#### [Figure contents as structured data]
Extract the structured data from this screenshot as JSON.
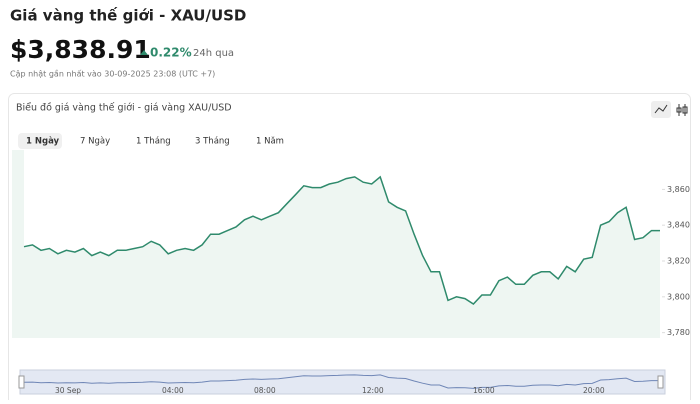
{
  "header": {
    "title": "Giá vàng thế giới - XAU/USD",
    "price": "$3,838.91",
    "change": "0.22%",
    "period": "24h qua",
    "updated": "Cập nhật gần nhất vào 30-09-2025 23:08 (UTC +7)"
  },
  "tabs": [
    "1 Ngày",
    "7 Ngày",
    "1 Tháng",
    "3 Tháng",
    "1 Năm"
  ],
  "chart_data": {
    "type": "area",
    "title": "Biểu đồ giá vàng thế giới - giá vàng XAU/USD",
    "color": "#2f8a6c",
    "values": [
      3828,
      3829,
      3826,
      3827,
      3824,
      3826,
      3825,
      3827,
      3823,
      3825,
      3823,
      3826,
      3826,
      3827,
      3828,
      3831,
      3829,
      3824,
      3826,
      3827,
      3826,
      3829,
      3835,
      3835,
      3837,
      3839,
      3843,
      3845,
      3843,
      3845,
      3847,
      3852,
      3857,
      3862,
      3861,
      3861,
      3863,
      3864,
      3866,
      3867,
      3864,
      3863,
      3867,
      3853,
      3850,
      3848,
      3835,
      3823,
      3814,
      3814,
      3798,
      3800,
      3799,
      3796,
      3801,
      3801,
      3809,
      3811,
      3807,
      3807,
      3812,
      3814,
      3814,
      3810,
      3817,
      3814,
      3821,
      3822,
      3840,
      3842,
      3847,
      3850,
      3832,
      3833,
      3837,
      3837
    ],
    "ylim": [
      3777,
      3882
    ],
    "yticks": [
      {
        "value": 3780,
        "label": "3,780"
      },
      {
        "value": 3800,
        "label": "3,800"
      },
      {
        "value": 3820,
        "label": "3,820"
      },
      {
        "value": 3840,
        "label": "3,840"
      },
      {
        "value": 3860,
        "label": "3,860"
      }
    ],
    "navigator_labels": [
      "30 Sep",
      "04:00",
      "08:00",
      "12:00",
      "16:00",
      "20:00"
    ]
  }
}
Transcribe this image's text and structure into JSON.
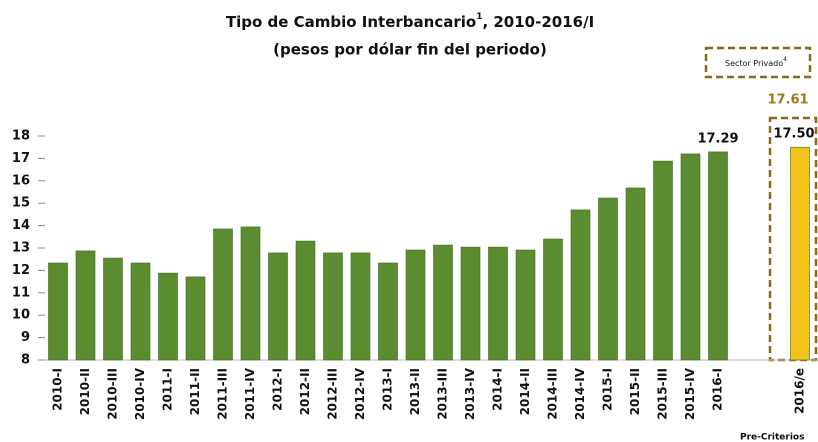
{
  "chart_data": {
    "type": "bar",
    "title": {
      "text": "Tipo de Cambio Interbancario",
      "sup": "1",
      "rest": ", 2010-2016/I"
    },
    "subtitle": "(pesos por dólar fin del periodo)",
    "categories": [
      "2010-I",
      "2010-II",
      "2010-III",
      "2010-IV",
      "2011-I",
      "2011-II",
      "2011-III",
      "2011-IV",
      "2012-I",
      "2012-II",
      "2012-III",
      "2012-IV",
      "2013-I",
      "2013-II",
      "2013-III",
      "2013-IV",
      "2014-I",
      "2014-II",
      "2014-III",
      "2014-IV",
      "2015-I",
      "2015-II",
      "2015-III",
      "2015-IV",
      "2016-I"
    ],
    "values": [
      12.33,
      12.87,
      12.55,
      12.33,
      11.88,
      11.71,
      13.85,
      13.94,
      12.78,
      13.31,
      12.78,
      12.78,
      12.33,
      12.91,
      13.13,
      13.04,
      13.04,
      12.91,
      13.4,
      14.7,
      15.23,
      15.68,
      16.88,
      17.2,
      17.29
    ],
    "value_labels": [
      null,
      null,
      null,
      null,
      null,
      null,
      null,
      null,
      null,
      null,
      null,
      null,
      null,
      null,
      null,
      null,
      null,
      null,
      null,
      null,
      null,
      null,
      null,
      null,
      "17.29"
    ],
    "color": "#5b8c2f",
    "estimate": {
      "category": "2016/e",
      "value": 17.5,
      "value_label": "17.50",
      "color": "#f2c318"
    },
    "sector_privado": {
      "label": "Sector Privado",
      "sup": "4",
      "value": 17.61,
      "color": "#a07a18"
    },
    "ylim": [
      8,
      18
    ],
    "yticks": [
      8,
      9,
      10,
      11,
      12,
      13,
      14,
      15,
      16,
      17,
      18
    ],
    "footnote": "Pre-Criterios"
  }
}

#### [Stated goal]
Determine how many lines in the records contain "this", and reply with the number only.

#### [In response]
2